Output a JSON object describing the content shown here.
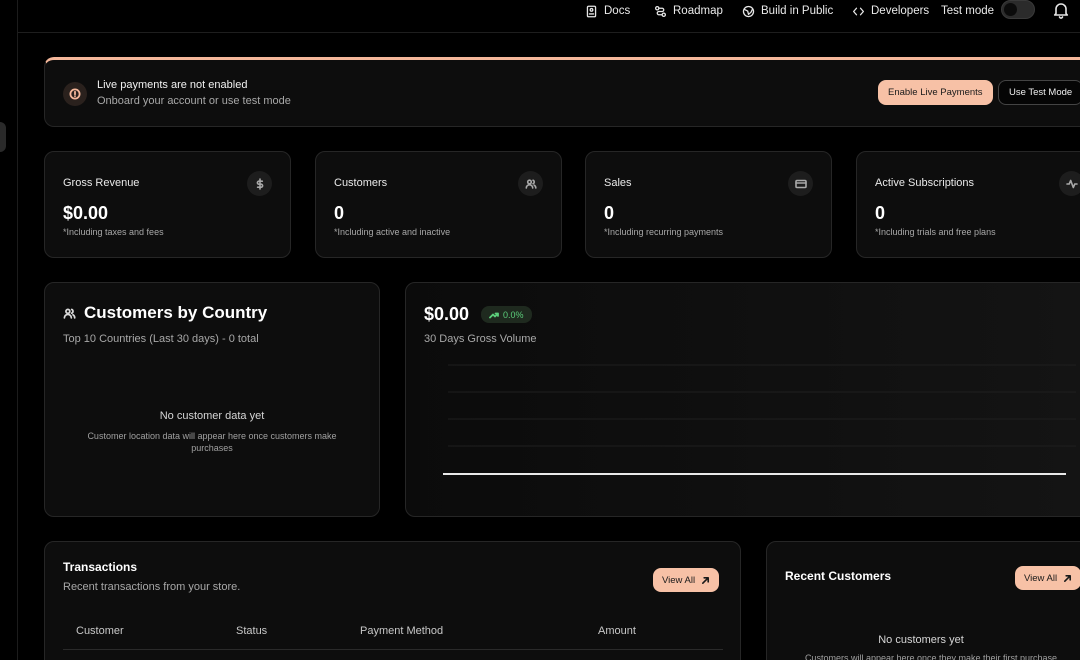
{
  "topbar": {
    "docs": "Docs",
    "roadmap": "Roadmap",
    "build_in_public": "Build in Public",
    "developers": "Developers",
    "test_mode": "Test mode"
  },
  "banner": {
    "title": "Live payments are not enabled",
    "subtitle": "Onboard your account or use test mode",
    "enable_button": "Enable Live Payments",
    "test_button": "Use Test Mode"
  },
  "stats": [
    {
      "label": "Gross Revenue",
      "value": "$0.00",
      "note": "*Including taxes and fees",
      "icon": "dollar-icon"
    },
    {
      "label": "Customers",
      "value": "0",
      "note": "*Including active and inactive",
      "icon": "users-icon"
    },
    {
      "label": "Sales",
      "value": "0",
      "note": "*Including recurring payments",
      "icon": "credit-card-icon"
    },
    {
      "label": "Active Subscriptions",
      "value": "0",
      "note": "*Including trials and free plans",
      "icon": "activity-icon"
    }
  ],
  "country": {
    "title": "Customers by Country",
    "subtitle": "Top 10 Countries (Last 30 days) - 0 total",
    "empty_title": "No customer data yet",
    "empty_subtitle": "Customer location data will appear here once customers make purchases"
  },
  "volume": {
    "value": "$0.00",
    "change": "0.0%",
    "subtitle": "30 Days Gross Volume"
  },
  "transactions": {
    "title": "Transactions",
    "subtitle": "Recent transactions from your store.",
    "view_all": "View All",
    "columns": [
      "Customer",
      "Status",
      "Payment Method",
      "Amount"
    ]
  },
  "recent_customers": {
    "title": "Recent Customers",
    "view_all": "View All",
    "empty_title": "No customers yet",
    "empty_subtitle": "Customers will appear here once they make their first purchase"
  },
  "colors": {
    "accent": "#f7c1a6",
    "positive": "#5ccf7b"
  }
}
============================================================
From the records above, pick out and copy each line holding the word "make".

* [RESULT]:
    "empty_subtitle": "Customer location data will appear here once customers make purchases"
    "empty_subtitle": "Customers will appear here once they make their first purchase"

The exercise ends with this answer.